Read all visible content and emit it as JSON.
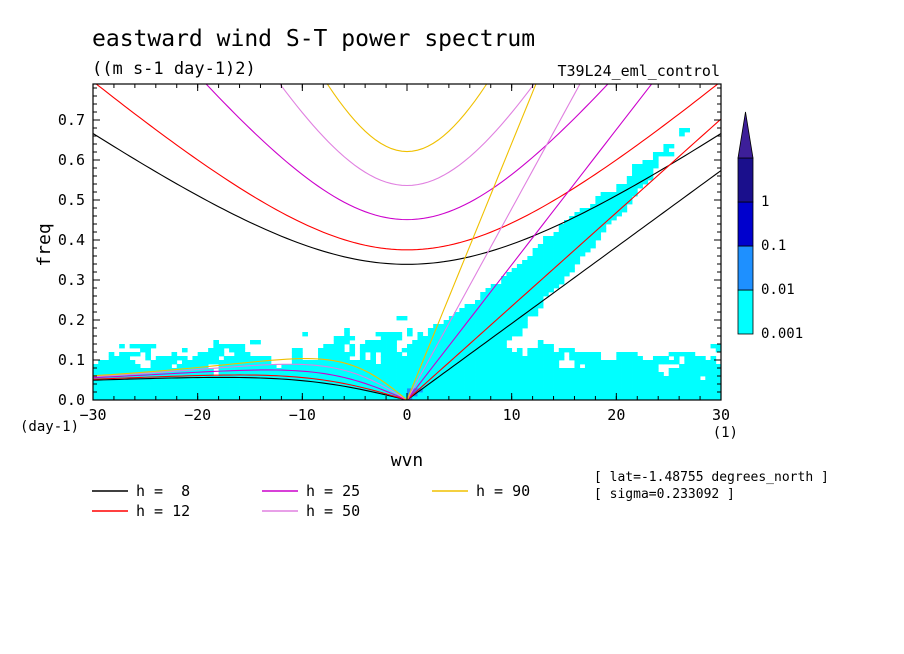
{
  "chart_data": {
    "type": "heatmap",
    "title": "eastward wind S-T power spectrum",
    "units": "((m s-1 day-1)2)",
    "run_label": "T39L24_eml_control",
    "xlabel": "wvn",
    "ylabel": "freq",
    "x_units": "(1)",
    "y_units": "(day-1)",
    "xlim": [
      -30,
      30
    ],
    "ylim": [
      0,
      0.79
    ],
    "x_ticks": [
      -30,
      -20,
      -10,
      0,
      10,
      20,
      30
    ],
    "x_tick_labels": [
      "−30",
      "−20",
      "−10",
      "0",
      "10",
      "20",
      "30"
    ],
    "y_ticks": [
      0,
      0.1,
      0.2,
      0.3,
      0.4,
      0.5,
      0.6,
      0.7
    ],
    "y_tick_labels": [
      "0.0",
      "0.1",
      "0.2",
      "0.3",
      "0.4",
      "0.5",
      "0.6",
      "0.7"
    ],
    "contour_levels": [
      0.001,
      0.01,
      0.1,
      1
    ],
    "colorbar_labels": [
      "0.001",
      "0.01",
      "0.1",
      "1"
    ],
    "colorbar_colors": [
      "#00ffff",
      "#1e90ff",
      "#0000cd",
      "#1a0f8c",
      "#3d1f99"
    ],
    "equivalent_depths": [
      {
        "label": "h =  8",
        "h": 8,
        "color": "#000000"
      },
      {
        "label": "h = 12",
        "h": 12,
        "color": "#ff0000"
      },
      {
        "label": "h = 25",
        "h": 25,
        "color": "#cc00cc"
      },
      {
        "label": "h = 50",
        "h": 50,
        "color": "#e080e0"
      },
      {
        "label": "h = 90",
        "h": 90,
        "color": "#f0c000"
      }
    ],
    "annotations": [
      "[ lat=-1.48755 degrees_north ]",
      "[ sigma=0.233092 ]"
    ]
  }
}
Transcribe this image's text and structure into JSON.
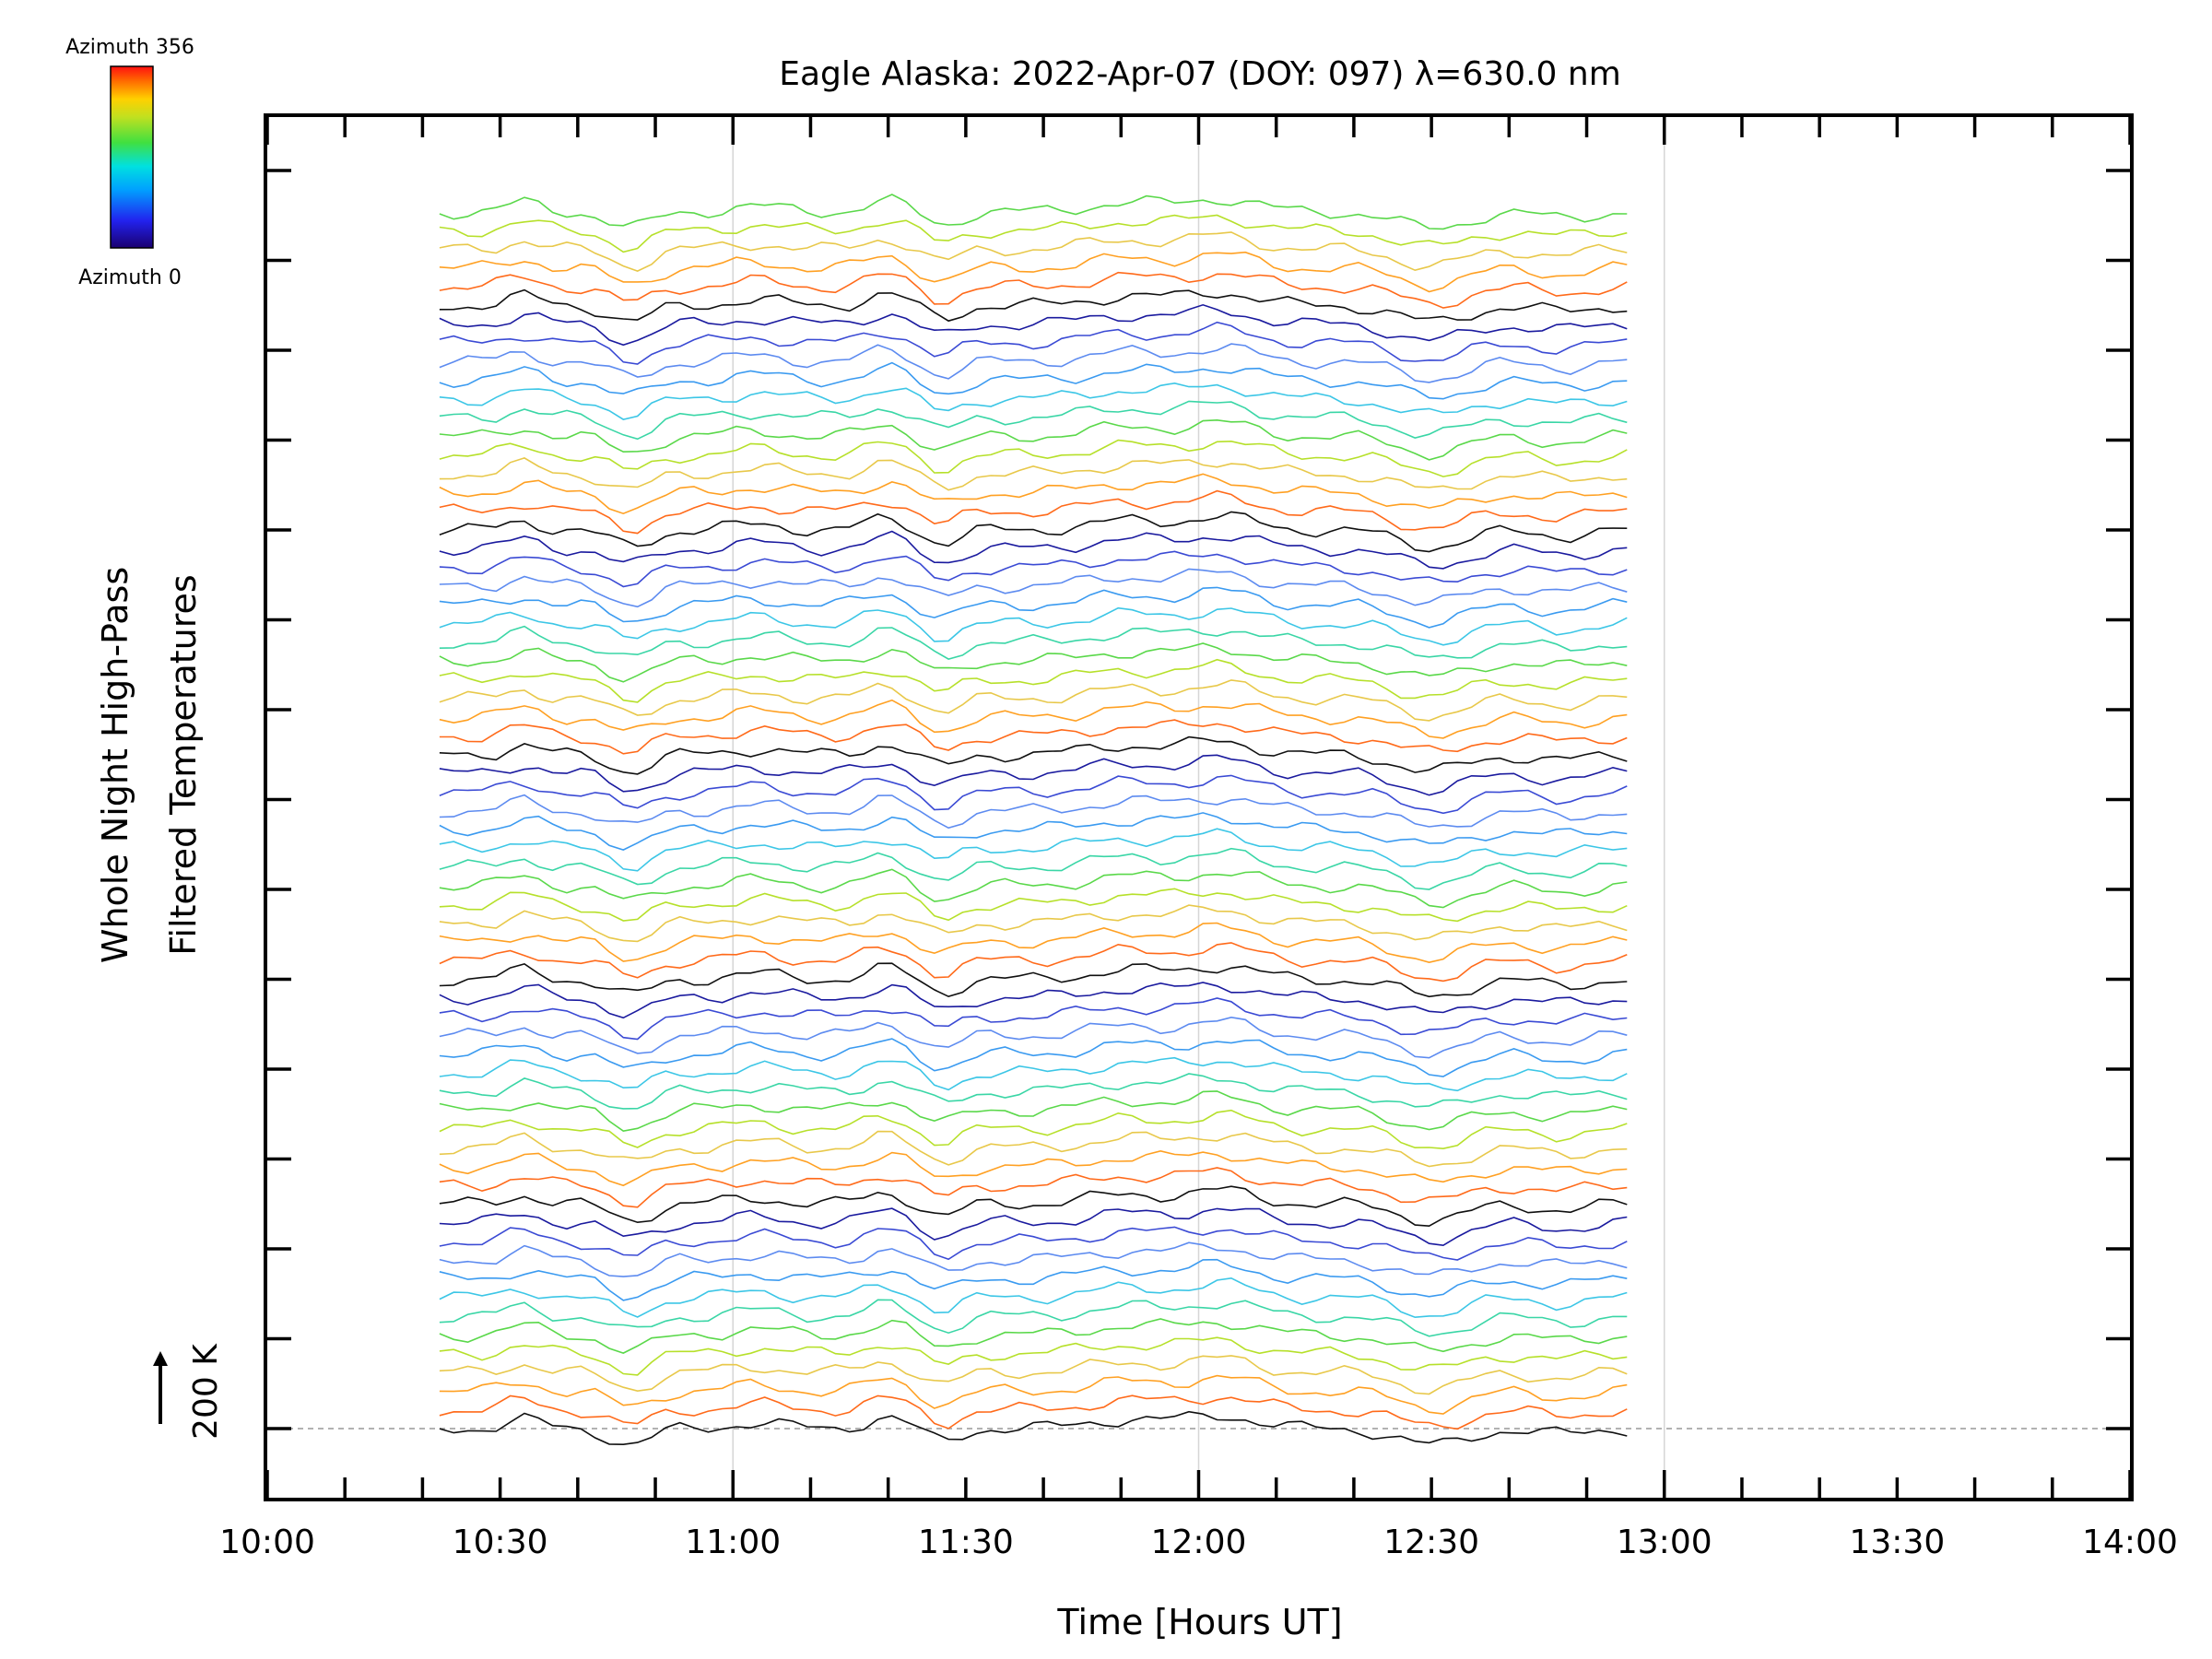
{
  "chart_data": {
    "type": "line",
    "title": "Eagle Alaska: 2022-Apr-07 (DOY: 097) λ=630.0 nm",
    "xlabel": "Time [Hours UT]",
    "ylabel_line1": "Whole Night High-Pass",
    "ylabel_line2": "Filtered Temperatures",
    "scale_label": "200 K",
    "xlim_hours": [
      10.0,
      14.0
    ],
    "x_tick_labels": [
      "10:00",
      "10:30",
      "11:00",
      "11:30",
      "12:00",
      "12:30",
      "13:00",
      "13:30",
      "14:00"
    ],
    "x_gridlines_hours": [
      11.0,
      12.0,
      13.0
    ],
    "data_time_range_hours": [
      10.37,
      12.92
    ],
    "series_count": 66,
    "colorbar": {
      "top_label": "Azimuth 356",
      "bottom_label": "Azimuth 0",
      "colormap": "rainbow",
      "colors": [
        "#1a0070",
        "#2222ee",
        "#00a0ff",
        "#00e0e0",
        "#40e040",
        "#c0e020",
        "#ffd000",
        "#ff6a00",
        "#ff1010"
      ]
    },
    "azimuth_pattern_within_group": [
      "#101010",
      "#ff6a1a",
      "#ffa022",
      "#e8c84a",
      "#b6e02a",
      "#5ad84a",
      "#3ad6a6",
      "#3cc6e6",
      "#3a9af0",
      "#5d8bf0",
      "#3a4ad4",
      "#1a1a9e"
    ],
    "grid": true,
    "legend_placement": "top-left colorbar"
  }
}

- Exercise prompt: Repeat each entry precisely as it appears. Leave the pictures out.

- Full solution:
Read all visible content and emit it as JSON.
{
  "chart_data": {
    "type": "heatmap",
    "title": "eastward wind S-T power spectrum",
    "units": "((m s-1 day-1)2)",
    "run_label": "T39L24_eml_control",
    "xlabel": "wvn",
    "ylabel": "freq",
    "x_units": "(1)",
    "y_units": "(day-1)",
    "xlim": [
      -30,
      30
    ],
    "ylim": [
      0,
      0.79
    ],
    "x_ticks": [
      -30,
      -20,
      -10,
      0,
      10,
      20,
      30
    ],
    "x_tick_labels": [
      "−30",
      "−20",
      "−10",
      "0",
      "10",
      "20",
      "30"
    ],
    "y_ticks": [
      0,
      0.1,
      0.2,
      0.3,
      0.4,
      0.5,
      0.6,
      0.7
    ],
    "y_tick_labels": [
      "0.0",
      "0.1",
      "0.2",
      "0.3",
      "0.4",
      "0.5",
      "0.6",
      "0.7"
    ],
    "contour_levels": [
      0.001,
      0.01,
      0.1,
      1
    ],
    "colorbar_labels": [
      "0.001",
      "0.01",
      "0.1",
      "1"
    ],
    "colorbar_colors": [
      "#00ffff",
      "#1e90ff",
      "#0000cd",
      "#1a0f8c",
      "#3d1f99"
    ],
    "equivalent_depths": [
      {
        "label": "h =  8",
        "h": 8,
        "color": "#000000"
      },
      {
        "label": "h = 12",
        "h": 12,
        "color": "#ff0000"
      },
      {
        "label": "h = 25",
        "h": 25,
        "color": "#cc00cc"
      },
      {
        "label": "h = 50",
        "h": 50,
        "color": "#e080e0"
      },
      {
        "label": "h = 90",
        "h": 90,
        "color": "#f0c000"
      }
    ],
    "annotations": [
      "[ lat=-1.48755 degrees_north ]",
      "[ sigma=0.233092 ]"
    ]
  }
}
Transcribe this image's text and structure into JSON.
{
  "chart_data": {
    "type": "line",
    "title": "Eagle Alaska: 2022-Apr-07 (DOY: 097) λ=630.0 nm",
    "xlabel": "Time [Hours UT]",
    "ylabel_line1": "Whole Night High-Pass",
    "ylabel_line2": "Filtered Temperatures",
    "scale_label": "200 K",
    "xlim_hours": [
      10.0,
      14.0
    ],
    "x_tick_labels": [
      "10:00",
      "10:30",
      "11:00",
      "11:30",
      "12:00",
      "12:30",
      "13:00",
      "13:30",
      "14:00"
    ],
    "x_gridlines_hours": [
      11.0,
      12.0,
      13.0
    ],
    "data_time_range_hours": [
      10.37,
      12.92
    ],
    "series_count": 66,
    "colorbar": {
      "top_label": "Azimuth 356",
      "bottom_label": "Azimuth 0",
      "colormap": "rainbow",
      "colors": [
        "#1a0070",
        "#2222ee",
        "#00a0ff",
        "#00e0e0",
        "#40e040",
        "#c0e020",
        "#ffd000",
        "#ff6a00",
        "#ff1010"
      ]
    },
    "azimuth_pattern_within_group": [
      "#101010",
      "#ff6a1a",
      "#ffa022",
      "#e8c84a",
      "#b6e02a",
      "#5ad84a",
      "#3ad6a6",
      "#3cc6e6",
      "#3a9af0",
      "#5d8bf0",
      "#3a4ad4",
      "#1a1a9e"
    ],
    "grid": true,
    "legend_placement": "top-left colorbar"
  }
}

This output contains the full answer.